Given problem A —
Answer these questions from the text on sustainability and deforestation:
(i) Which seven commodities does the European Deforestation Regulation target for deforestation risk?
(ii) Which biomass import practice does the law miss, according to the emerging criticism?
(iii) After which year must products not come from an area subject to deforestation or forest degradation?
Given problem B —
Resume the text on sustainability and deforestation, picking up after its final sentence.

Text —
There is no way around taking sustainability seriously. Even as it may be dismissed as a do-gooder approach, companies confuse doing good with tree-hugging or radical idealistic behaviour. These are mutually exclusive but not necessarily the same. 

Given the world’s established market dynamics and value chains playing out against ever-evolving geopolitics, any real market transformation would disproportionately impact the world order. While the developed countries (and erstwhile colonisers) may have the economic outlay to make the fast-moving changes, the developing world may not necessarily be able to keep up.

An example is the recent European Deforestation Regulation (EUDR) — an initiative to limit deforestation caused by forestry and agricultural activities all over the world. Climate advocacy groups are celebrating the law as a landmark in targeting deforestation risk related to cattle, cocoa, coffee, palm oil, rubber, soy and wood, as well as commodities that have been fed by or made using those products, such as leather, chocolate, printed paper and furniture.

While governments lead the regulation and hope to ensure that companies verify the origins of the products to ensure that these are not sourced from an area that was subject to deforestation or forest degradation after 2020, there are concerns. An important and emerging criticism of the law is that it might not be enough to stop deforestation as it misses regulations on biomass imports, such as the burning of wood pellets, which the EU considers carbon neutral despite contributing to significant forest loss.

The law also does not include at-risk ecosystems that are not rainforests. How the EUDR plays out and impacts global agricultural trade and continued soft power while simultaneously addressing climate and poverty risks in developing nations will be important. 


Read more: Emissions Gap Report 2022: Pledges to cut greenhouse gas emissions way off track


In the case of deforestation, commodity chains like soyabeans, coffee or palm oil, traditional conservationists had also initially missed that consumers, as well as smallholders producers (especially from Asia, Latin America and Africa — much of the formerly colonised and now developing world), are stakeholders in the conversation.

Data lines —
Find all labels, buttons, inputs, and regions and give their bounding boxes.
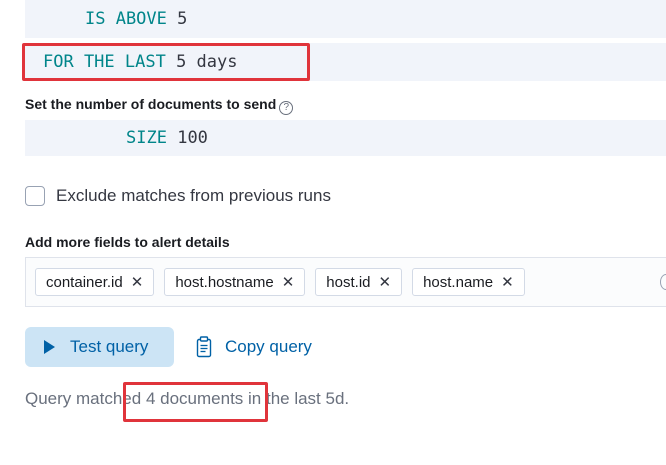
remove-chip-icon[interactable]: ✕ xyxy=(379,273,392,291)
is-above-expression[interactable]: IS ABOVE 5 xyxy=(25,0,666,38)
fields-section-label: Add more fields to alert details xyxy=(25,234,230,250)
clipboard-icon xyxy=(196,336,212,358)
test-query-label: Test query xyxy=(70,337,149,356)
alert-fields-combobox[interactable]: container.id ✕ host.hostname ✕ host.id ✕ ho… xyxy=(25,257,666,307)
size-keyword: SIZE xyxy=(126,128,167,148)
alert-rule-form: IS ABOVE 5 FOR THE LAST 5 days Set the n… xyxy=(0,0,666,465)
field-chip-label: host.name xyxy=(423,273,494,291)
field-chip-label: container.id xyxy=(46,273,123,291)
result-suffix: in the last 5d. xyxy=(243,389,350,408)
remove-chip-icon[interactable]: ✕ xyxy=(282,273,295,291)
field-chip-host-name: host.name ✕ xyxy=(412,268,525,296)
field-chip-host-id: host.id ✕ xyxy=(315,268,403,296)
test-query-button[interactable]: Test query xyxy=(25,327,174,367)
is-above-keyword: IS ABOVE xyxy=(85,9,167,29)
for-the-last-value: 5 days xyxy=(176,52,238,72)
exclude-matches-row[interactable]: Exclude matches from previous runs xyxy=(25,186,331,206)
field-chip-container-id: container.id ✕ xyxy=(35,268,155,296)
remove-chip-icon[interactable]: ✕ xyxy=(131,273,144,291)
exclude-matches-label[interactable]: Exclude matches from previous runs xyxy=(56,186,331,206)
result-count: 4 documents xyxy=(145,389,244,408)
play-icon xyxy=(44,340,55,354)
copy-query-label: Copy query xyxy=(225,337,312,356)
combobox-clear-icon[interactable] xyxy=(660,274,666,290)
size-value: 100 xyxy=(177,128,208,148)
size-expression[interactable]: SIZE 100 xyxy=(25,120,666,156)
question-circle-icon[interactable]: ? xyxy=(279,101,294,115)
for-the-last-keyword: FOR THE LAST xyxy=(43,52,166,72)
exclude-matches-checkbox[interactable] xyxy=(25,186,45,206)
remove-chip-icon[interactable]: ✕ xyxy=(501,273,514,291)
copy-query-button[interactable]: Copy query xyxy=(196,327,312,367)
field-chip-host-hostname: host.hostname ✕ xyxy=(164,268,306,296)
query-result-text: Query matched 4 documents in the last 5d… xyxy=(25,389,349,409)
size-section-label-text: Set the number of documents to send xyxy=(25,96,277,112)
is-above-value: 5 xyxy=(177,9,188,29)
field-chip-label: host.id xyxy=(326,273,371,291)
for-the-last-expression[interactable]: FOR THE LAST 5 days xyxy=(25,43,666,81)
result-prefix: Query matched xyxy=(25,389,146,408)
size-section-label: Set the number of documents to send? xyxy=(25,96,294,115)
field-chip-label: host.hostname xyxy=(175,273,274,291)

Response A —
(i) Cattle, cocoa, coffee, palm oil, rubber, soy and wood.
(ii) The burning of wood pellets, which the EU considers carbon neutral despite its contribution to significant forest loss.
(iii) 2020.

Response B —
As long as consumers exist, production, large and small, will produce at the cost of the forests. Many years of interpretations have been brought into the narrative to address the need to dovetail corporate and consumer responsibility into the conservation agenda — which is exactly the point that sustainability makes.

Perhaps this is the stepwise approach that the EUDR will also need to work through to improve itself. And while long-term behaviour or policy change and the general movement via sustainability might not be leaps and bounds in a short period of time, these would be paced steps that do not need to be retracted. 

One of the many ambitions hosted within the sustainability narrative is the harmonisation of protecting both nature and people juxtaposed against the current political and economic world order.

As the United Nations Framework Convention on Climate Change’s common but differentiated responsibilities says: The aim is minimum disruption and destruction — not to destroy the planet, the environment and the existing human life and ensure that this life remains available to future generations in its totality. With this understanding, countries and companies are building sustainability reporting into everyday action and attempting to turn theoretical issues into concrete actions.

A large part of this also aims to help organisations set priorities to reach environmental and social impact goals by exposing both positive or negative impacts on the planet, society and the economy.

Fundamentally human beings are willing to do better. In India, we segregate waste. Recycling is part of Indian household systems through the customary practice of ‘raddi wallas’. The conversation on conservation often misses these local, sustainable practices because the focus of the policy is both narrow and exclusive. Empowering each consumer is the responsibility that countries and companies must start striving for.

Sustainability makes corporate production responsible and the average consumer more aware of every action — it recognises the least disruptive, most effective transformation towards living.

The world is, in fact, tangibly better if our actions are pivoted on sustainability. It isn’t the bad guy. What is perhaps required still is reinventing the narrative used around it. So far, it is a bit of an exclusive space.

Sustainability practice is beginning to take the same route as traditional conservation. There may be an opportunity for improvement in raising the level of understanding around long-term environmental sustainability rather than taking the ceiling up.

Nay saying reduces the value of any long-term positive impact that countries and companies may otherwise get — with the only other option being the subpar “business as usual”. A new normal needs to be created. The answer to unstainable practices is not a boycott but definitely a demand for more responsible sourcing.

Simply put, unless we speak to the laggards (countries and companies), only early adopters won’t be able to turn this around. Because if they had to, they would have managed.

It is not a sprint — every action counts in this marathon and every step takes everyone a bit further in addressing critical climate risks. 

Neha currently leads SPRF India, a think tank based in Delhi, working on a range of critical themes to bridge academic research and public policy. She is also the Head of Market Development (Asia-Pacific) for the Forest Stewardship Council and works with global teams and intersectional engagements across five countries and specialises in natural capital management, deforestation risk management and environmental sustainability.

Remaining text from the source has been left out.